▶ Records for this exercise
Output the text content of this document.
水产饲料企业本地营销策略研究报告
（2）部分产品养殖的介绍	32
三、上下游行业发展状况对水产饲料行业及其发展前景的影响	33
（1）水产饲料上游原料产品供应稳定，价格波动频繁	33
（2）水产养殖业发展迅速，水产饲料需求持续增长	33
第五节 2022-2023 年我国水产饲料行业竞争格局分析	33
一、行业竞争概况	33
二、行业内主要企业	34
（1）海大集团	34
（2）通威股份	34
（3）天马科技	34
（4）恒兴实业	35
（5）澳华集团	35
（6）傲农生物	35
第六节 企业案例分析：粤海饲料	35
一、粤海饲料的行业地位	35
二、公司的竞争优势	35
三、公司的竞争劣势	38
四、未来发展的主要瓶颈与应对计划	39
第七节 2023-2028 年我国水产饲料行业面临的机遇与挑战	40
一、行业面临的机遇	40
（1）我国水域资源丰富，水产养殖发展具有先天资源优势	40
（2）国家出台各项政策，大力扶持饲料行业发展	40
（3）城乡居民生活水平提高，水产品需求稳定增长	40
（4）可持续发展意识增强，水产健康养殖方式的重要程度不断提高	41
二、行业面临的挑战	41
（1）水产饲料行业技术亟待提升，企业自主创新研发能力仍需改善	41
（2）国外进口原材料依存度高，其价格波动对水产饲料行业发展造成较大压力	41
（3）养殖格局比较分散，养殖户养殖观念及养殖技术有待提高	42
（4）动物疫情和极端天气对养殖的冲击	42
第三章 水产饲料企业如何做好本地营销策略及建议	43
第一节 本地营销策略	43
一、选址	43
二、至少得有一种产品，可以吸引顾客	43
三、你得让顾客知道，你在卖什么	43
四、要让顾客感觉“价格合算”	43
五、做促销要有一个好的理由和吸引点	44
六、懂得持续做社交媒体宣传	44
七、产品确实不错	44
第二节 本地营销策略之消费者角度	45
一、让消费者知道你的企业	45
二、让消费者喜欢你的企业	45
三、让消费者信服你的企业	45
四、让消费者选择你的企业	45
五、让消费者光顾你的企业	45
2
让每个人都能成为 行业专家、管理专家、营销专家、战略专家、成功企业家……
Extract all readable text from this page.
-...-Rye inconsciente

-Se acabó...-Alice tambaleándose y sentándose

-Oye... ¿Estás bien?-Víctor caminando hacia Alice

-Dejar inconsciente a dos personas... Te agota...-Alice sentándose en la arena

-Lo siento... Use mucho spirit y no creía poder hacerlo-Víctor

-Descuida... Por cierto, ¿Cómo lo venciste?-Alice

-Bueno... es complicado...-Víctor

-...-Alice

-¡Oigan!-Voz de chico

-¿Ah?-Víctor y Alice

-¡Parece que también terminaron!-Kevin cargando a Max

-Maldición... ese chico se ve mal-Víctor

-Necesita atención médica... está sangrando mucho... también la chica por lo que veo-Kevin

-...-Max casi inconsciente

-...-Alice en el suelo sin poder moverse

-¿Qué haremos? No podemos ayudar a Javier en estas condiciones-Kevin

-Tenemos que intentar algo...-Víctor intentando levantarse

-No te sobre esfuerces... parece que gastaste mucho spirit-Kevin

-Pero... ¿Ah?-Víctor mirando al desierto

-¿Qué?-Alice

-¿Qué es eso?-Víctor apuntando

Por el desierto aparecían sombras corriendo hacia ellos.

▶ Prompt
The listing above must be transcribed exactly, line by line.

▶ Task response
Output the text content of this document.
水产饲料企业本地营销策略研究报告
（2）部分产品养殖的介绍	32
三、上下游行业发展状况对水产饲料行业及其发展前景的影响	33
（1）水产饲料上游原料产品供应稳定，价格波动频繁	33
（2）水产养殖业发展迅速，水产饲料需求持续增长	33
第五节 2022-2023 年我国水产饲料行业竞争格局分析	33
一、行业竞争概况	33
二、行业内主要企业	34
（1）海大集团	34
（2）通威股份	34
（3）天马科技	34
（4）恒兴实业	35
（5）澳华集团	35
（6）傲农生物	35
第六节 企业案例分析：粤海饲料	35
一、粤海饲料的行业地位	35
二、公司的竞争优势	35
三、公司的竞争劣势	38
四、未来发展的主要瓶颈与应对计划	39
第七节 2023-2028 年我国水产饲料行业面临的机遇与挑战	40
一、行业面临的机遇	40
（1）我国水域资源丰富，水产养殖发展具有先天资源优势	40
（2）国家出台各项政策，大力扶持饲料行业发展	40
（3）城乡居民生活水平提高，水产品需求稳定增长	40
（4）可持续发展意识增强，水产健康养殖方式的重要程度不断提高	41
二、行业面临的挑战	41
（1）水产饲料行业技术亟待提升，企业自主创新研发能力仍需改善	41
（2）国外进口原材料依存度高，其价格波动对水产饲料行业发展造成较大压力	41
（3）养殖格局比较分散，养殖户养殖观念及养殖技术有待提高	42
（4）动物疫情和极端天气对养殖的冲击	42
第三章 水产饲料企业如何做好本地营销策略及建议	43
第一节 本地营销策略	43
一、选址	43
二、至少得有一种产品，可以吸引顾客	43
三、你得让顾客知道，你在卖什么	43
四、要让顾客感觉“价格合算”	43
五、做促销要有一个好的理由和吸引点	44
六、懂得持续做社交媒体宣传	44
七、产品确实不错	44
第二节 本地营销策略之消费者角度	45
一、让消费者知道你的企业	45
二、让消费者喜欢你的企业	45
三、让消费者信服你的企业	45
四、让消费者选择你的企业	45
五、让消费者光顾你的企业	45
2
让每个人都能成为 行业专家、管理专家、营销专家、战略专家、成功企业家……
Extract all readable text from this page.
-...-Rye inconsciente

-Se acabó...-Alice tambaleándose y sentándose

-Oye... ¿Estás bien?-Víctor caminando hacia Alice

-Dejar inconsciente a dos personas... Te agota...-Alice sentándose en la arena

-Lo siento... Use mucho spirit y no creía poder hacerlo-Víctor

-Descuida... Por cierto, ¿Cómo lo venciste?-Alice

-Bueno... es complicado...-Víctor

-...-Alice

-¡Oigan!-Voz de chico

-¿Ah?-Víctor y Alice

-¡Parece que también terminaron!-Kevin cargando a Max

-Maldición... ese chico se ve mal-Víctor

-Necesita atención médica... está sangrando mucho... también la chica por lo que veo-Kevin

-...-Max casi inconsciente

-...-Alice en el suelo sin poder moverse

-¿Qué haremos? No podemos ayudar a Javier en estas condiciones-Kevin

-Tenemos que intentar algo...-Víctor intentando levantarse

-No te sobre esfuerces... parece que gastaste mucho spirit-Kevin

-Pero... ¿Ah?-Víctor mirando al desierto

-¿Qué?-Alice

-¿Qué es eso?-Víctor apuntando

Por el desierto aparecían sombras corriendo hacia ellos.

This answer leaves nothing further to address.